[依頼 A] 本文のうち、「会場となったのは、津駅と津新」を含む語句で始まり「観を力強く立ち上げていった。」で終わる部分を、一字一句違えずに打ち直してください。

[本文]
☆ ☆ ☆ ☆ ☆

会場となったのは、津駅と津新町駅のほど近くにある、創業明治44年の老舗洋食店・中津軒。黒と茶、オフホワイトの落ち着いた色合いで統一された内装と木のモビールが印象的な店内は、絵本に出てくる洋食屋のイメージそのままの様子で、胸が高鳴る。テーブルには「NAKATSUKEN」とプリントされたペーパーナプキンと銀のカトラリーが用意された。
1皿目は、“サラダのお手本”といった感じの千切りキャベツとハム、トマト、ポテトサラダが乗ったサラダ。続けてライスと、中津軒の名物“メアベア”が登場した。メアベアは初代シェフが考案したメニューだそうで、玉ねぎや肉がたっぷり入ったデミグラスソースをオーブンで焼き、上には目玉焼きがトッピングされている。濃厚そうに見えるが柔らかな味わいで、卵を絡めて食べるとさらにまろやかさが増す。デザートは甘さ控えめのしっとりチーズケーキに、イチゴやブルーベリーなどのジャムが彩りよく添えられたプレート。“くろいり珈琲”と共に味わうと味が深まった。
朗読劇は2階に移動して行われた。志賀は、まずはプログラムディレクターとして「MPAD」について説明し、本作が昨年、兵庫県の城崎温泉と豊岡市を舞台に行われたお食事×文学×リーディング「よるよむきのさき」で初演されたものであること、そして本作で描かれる“賭けトランプ”のルールについて簡単に解説した。
「スペードの女王」には、百景社の俳優である山本晃子と鬼頭愛が出演。赤と黒を意識した衣裳で現れた2人は、身振り手振りを交えながら、互いを追いかけ合うように語りつないでいく。貧しいゲルマンはカルタ勝負に強い興味を惹かれつつも、まだ実際に金を賭けたことはない。ある日、賭けトランプの必勝法を知っている老貴婦人がいると知り、ゲルマンはなんとかその方法を聞き出そうとするが……。
神西清翻訳による少し時代がかったセリフの数々は、中津軒の空間にスッとなじみ、観客を物語世界へといざなう。朗読劇と言いつつ動きの面白さも魅力の百景社は、アクティングエリアをいっぱいに使いつつ、このフィクショナルな世界観を力強く立ち上げていった。

☆ ☆ ☆ ☆ ☆

[提供資料]
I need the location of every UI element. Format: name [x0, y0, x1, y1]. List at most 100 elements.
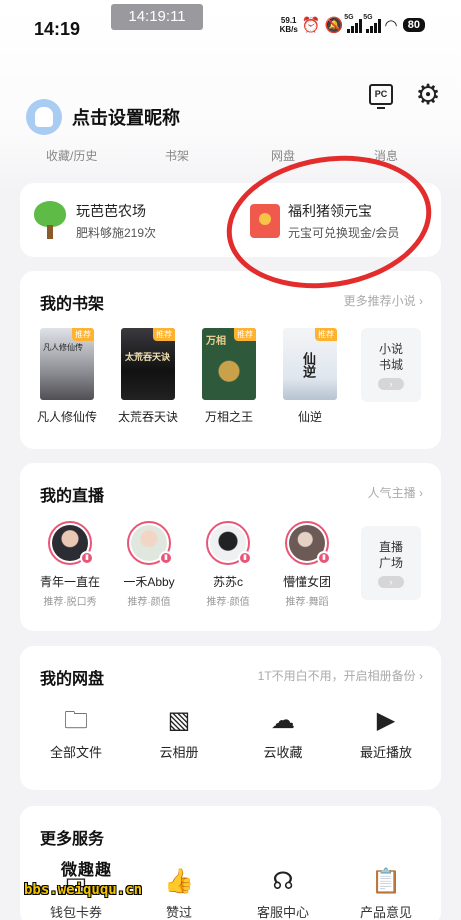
streamer-tag: 推荐·脱口秀 — [43, 597, 97, 608]
recommend-badge: 推荐 — [315, 328, 337, 341]
live-card: 我的直播 人气主播 › ▮ 青年一直在 推荐·脱口秀 ▮ 一禾Abby 推荐·颜… — [20, 463, 441, 631]
gear-icon[interactable]: ⚙ — [413, 80, 443, 110]
signal-icon: 5G — [344, 14, 363, 33]
headset-icon: ☊ — [272, 868, 294, 895]
tab-favorites-history[interactable]: 收藏/历史 — [46, 147, 97, 163]
tab-netdisk[interactable]: 网盘 — [271, 147, 295, 163]
book-item[interactable]: 推荐 万相 万相之王 — [202, 328, 256, 425]
streamer-item[interactable]: ▮ 苏苏c 推荐·颜值 — [191, 521, 265, 608]
signal-tag: 5G — [344, 13, 354, 21]
streamer-name: 懵懂女团 — [282, 575, 331, 589]
farm-promo[interactable]: 玩芭芭农场 肥料够施219次 — [32, 201, 156, 241]
recommend-badge: 推荐 — [234, 328, 256, 341]
watermark-url: bbs.weiququ.cn — [24, 882, 143, 898]
streamer-avatar: ▮ — [285, 521, 331, 565]
profile-header[interactable]: 点击设置昵称 — [26, 99, 180, 135]
recommend-badge: 推荐 — [153, 328, 175, 341]
book-title: 万相之王 — [204, 410, 253, 424]
recent-play-button[interactable]: ▶ 最近播放 — [348, 706, 424, 761]
disk-item-label: 全部文件 — [49, 745, 102, 760]
book-title: 仙逆 — [297, 410, 322, 424]
disk-item-label: 云相册 — [159, 745, 199, 760]
streamer-item[interactable]: ▮ 一禾Abby 推荐·颜值 — [112, 521, 186, 608]
bookshelf-card: 我的书架 更多推荐小说 › 推荐 凡人修仙传 凡人修仙传 推荐 太荒吞天诀 太荒… — [20, 271, 441, 449]
netdisk-title: 我的网盘 — [40, 671, 105, 688]
streamer-item[interactable]: ▮ 青年一直在 推荐·脱口秀 — [33, 521, 107, 608]
novel-store-button[interactable]: 小说 书城 › — [361, 328, 421, 402]
live-more-link[interactable]: 人气主播 › — [368, 484, 423, 501]
book-item[interactable]: 推荐 凡人修仙传 凡人修仙传 — [37, 328, 97, 425]
feedback-button[interactable]: 📋 产品意见 — [348, 866, 424, 920]
set-nickname-link[interactable]: 点击设置昵称 — [72, 104, 180, 130]
streamer-tag: 推荐·颜值 — [127, 597, 171, 608]
photo-icon: ▧ — [167, 707, 191, 734]
folder-icon: 🗀 — [64, 707, 88, 734]
service-label: 钱包卡券 — [49, 905, 102, 920]
streamer-name: 青年一直在 — [39, 575, 100, 589]
mute-icon: 🔕 — [324, 17, 344, 34]
cloud-collection-button[interactable]: ☁ 云收藏 — [245, 706, 321, 761]
streamer-tag: 推荐·舞蹈 — [285, 597, 329, 608]
live-square-button[interactable]: 直播 广场 › — [361, 526, 421, 600]
quick-tabs: 收藏/历史 书架 网盘 消息 — [0, 145, 461, 163]
live-title: 我的直播 — [40, 488, 105, 505]
live-indicator-icon: ▮ — [317, 551, 331, 565]
book-cover: 推荐 仙逆 — [283, 328, 337, 400]
farm-subtitle: 肥料够施219次 — [76, 226, 157, 240]
service-label: 产品意见 — [359, 905, 412, 920]
store-label-1: 小说 — [378, 342, 403, 356]
book-cover: 推荐 凡人修仙传 — [40, 328, 94, 400]
cloud-album-button[interactable]: ▧ 云相册 — [141, 706, 217, 761]
time-overlay: 14:19:11 — [111, 4, 203, 30]
pc-button[interactable]: PC — [369, 84, 393, 109]
wifi-icon: ◠ — [385, 17, 397, 34]
status-icons: 59.1 KB/s ⏰ 🔕 5G 5G ◠ 80 — [280, 14, 425, 34]
all-files-button[interactable]: 🗀 全部文件 — [38, 706, 114, 761]
signal-icon: 5G — [363, 14, 382, 33]
status-time: 14:19 — [34, 19, 81, 39]
disk-item-label: 云收藏 — [263, 745, 303, 760]
streamer-name: 一禾Abby — [123, 575, 175, 589]
square-label-1: 直播 — [378, 540, 403, 554]
book-title: 太荒吞天诀 — [117, 410, 178, 424]
streamer-avatar: ▮ — [48, 521, 94, 565]
service-label: 赞过 — [165, 905, 192, 920]
cover-text: 凡人修仙传 — [43, 343, 83, 352]
net-speed-unit: KB/s — [279, 25, 298, 34]
net-speed-value: 59.1 — [280, 16, 297, 25]
bookshelf-title: 我的书架 — [40, 296, 105, 313]
book-cover: 推荐 太荒吞天诀 — [121, 328, 175, 400]
tab-bookshelf[interactable]: 书架 — [165, 147, 189, 163]
book-title: 凡人修仙传 — [36, 410, 97, 424]
bookshelf-more-link[interactable]: 更多推荐小说 › — [344, 292, 423, 309]
square-label-2: 广场 — [378, 556, 403, 570]
service-label: 客服中心 — [256, 905, 309, 920]
recommend-badge: 推荐 — [72, 328, 94, 341]
live-indicator-icon: ▮ — [159, 551, 173, 565]
cover-text: 太荒吞天诀 — [125, 352, 171, 362]
services-title: 更多服务 — [40, 831, 105, 848]
status-bar: 14:19 14:19:11 59.1 KB/s ⏰ 🔕 5G 5G ◠ 80 — [0, 0, 461, 58]
disk-item-label: 最近播放 — [359, 745, 412, 760]
store-label-2: 书城 — [378, 358, 403, 372]
arrow-right-icon: › — [378, 576, 404, 588]
feedback-icon: 📋 — [371, 868, 401, 895]
bookshelf-more-label: 更多推荐小说 — [343, 294, 416, 308]
book-item[interactable]: 推荐 太荒吞天诀 太荒吞天诀 — [118, 328, 178, 425]
netdisk-card: 我的网盘 1T不用白不用，开启相册备份 › 🗀 全部文件 ▧ 云相册 ☁ 云收藏… — [20, 646, 441, 790]
live-indicator-icon: ▮ — [80, 551, 94, 565]
alarm-icon: ⏰ — [301, 17, 321, 34]
book-cover: 推荐 万相 — [202, 328, 256, 400]
streamer-item[interactable]: ▮ 懵懂女团 推荐·舞蹈 — [270, 521, 344, 608]
streamer-tag: 推荐·颜值 — [206, 597, 250, 608]
streamer-avatar: ▮ — [127, 521, 173, 565]
customer-service-button[interactable]: ☊ 客服中心 — [245, 866, 321, 920]
farm-title: 玩芭芭农场 — [76, 203, 146, 219]
live-more-label: 人气主播 — [367, 486, 416, 500]
netdisk-more-link[interactable]: 1T不用白不用，开启相册备份 › — [258, 667, 423, 684]
avatar[interactable] — [26, 99, 62, 135]
watermark-cn: 微趣趣 — [61, 862, 113, 879]
book-item[interactable]: 推荐 仙逆 仙逆 — [283, 328, 337, 425]
cover-text: 仙逆 — [301, 352, 316, 378]
net-speed: 59.1 KB/s — [280, 16, 298, 34]
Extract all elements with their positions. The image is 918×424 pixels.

☆ ☆ ☆ ☆ ☆

[依頼 B] 上の提供資料の行から、「streamer-tag: 推荐·脱口秀 — [43, 597, 97, 608]」を含む行で始まり「watermark-url: bbs.weiququ.cn —」を含む行で終わる部分を、両端の行も含めてそのまま繰り返してください。

[回答 A]
会場となったのは、津駅と津新町駅のほど近くにある、創業明治44年の老舗洋食店・中津軒。黒と茶、オフホワイトの落ち着いた色合いで統一された内装と木のモビールが印象的な店内は、絵本に出てくる洋食屋のイメージそのままの様子で、胸が高鳴る。テーブルには「NAKATSUKEN」とプリントされたペーパーナプキンと銀のカトラリーが用意された。
1皿目は、“サラダのお手本”といった感じの千切りキャベツとハム、トマト、ポテトサラダが乗ったサラダ。続けてライスと、中津軒の名物“メアベア”が登場した。メアベアは初代シェフが考案したメニューだそうで、玉ねぎや肉がたっぷり入ったデミグラスソースをオーブンで焼き、上には目玉焼きがトッピングされている。濃厚そうに見えるが柔らかな味わいで、卵を絡めて食べるとさらにまろやかさが増す。デザートは甘さ控えめのしっとりチーズケーキに、イチゴやブルーベリーなどのジャムが彩りよく添えられたプレート。“くろいり珈琲”と共に味わうと味が深まった。
朗読劇は2階に移動して行われた。志賀は、まずはプログラムディレクターとして「MPAD」について説明し、本作が昨年、兵庫県の城崎温泉と豊岡市を舞台に行われたお食事×文学×リーディング「よるよむきのさき」で初演されたものであること、そして本作で描かれる“賭けトランプ”のルールについて簡単に解説した。
「スペードの女王」には、百景社の俳優である山本晃子と鬼頭愛が出演。赤と黒を意識した衣裳で現れた2人は、身振り手振りを交えながら、互いを追いかけ合うように語りつないでいく。貧しいゲルマンはカルタ勝負に強い興味を惹かれつつも、まだ実際に金を賭けたことはない。ある日、賭けトランプの必勝法を知っている老貴婦人がいると知り、ゲルマンはなんとかその方法を聞き出そうとするが……。
神西清翻訳による少し時代がかったセリフの数々は、中津軒の空間にスッとなじみ、観客を物語世界へといざなう。朗読劇と言いつつ動きの面白さも魅力の百景社は、アクティングエリアをいっぱいに使いつつ、このフィクショナルな世界観を力強く立ち上げていった。

[回答 B]
streamer-tag: 推荐·脱口秀 — [43, 597, 97, 608]
recommend-badge: 推荐 — [315, 328, 337, 341]
live-card: 我的直播 人气主播 › ▮ 青年一直在 推荐·脱口秀 ▮ 一禾Abby 推荐·颜… — [20, 463, 441, 631]
gear-icon[interactable]: ⚙ — [413, 80, 443, 110]
signal-icon: 5G — [344, 14, 363, 33]
headset-icon: ☊ — [272, 868, 294, 895]
tab-favorites-history[interactable]: 收藏/历史 — [46, 147, 97, 163]
tab-netdisk[interactable]: 网盘 — [271, 147, 295, 163]
book-item[interactable]: 推荐 万相 万相之王 — [202, 328, 256, 425]
streamer-item[interactable]: ▮ 苏苏c 推荐·颜值 — [191, 521, 265, 608]
signal-tag: 5G — [344, 13, 354, 21]
streamer-name: 懵懂女团 — [282, 575, 331, 589]
farm-promo[interactable]: 玩芭芭农场 肥料够施219次 — [32, 201, 156, 241]
recommend-badge: 推荐 — [234, 328, 256, 341]
watermark-url: bbs.weiququ.cn — [24, 882, 143, 898]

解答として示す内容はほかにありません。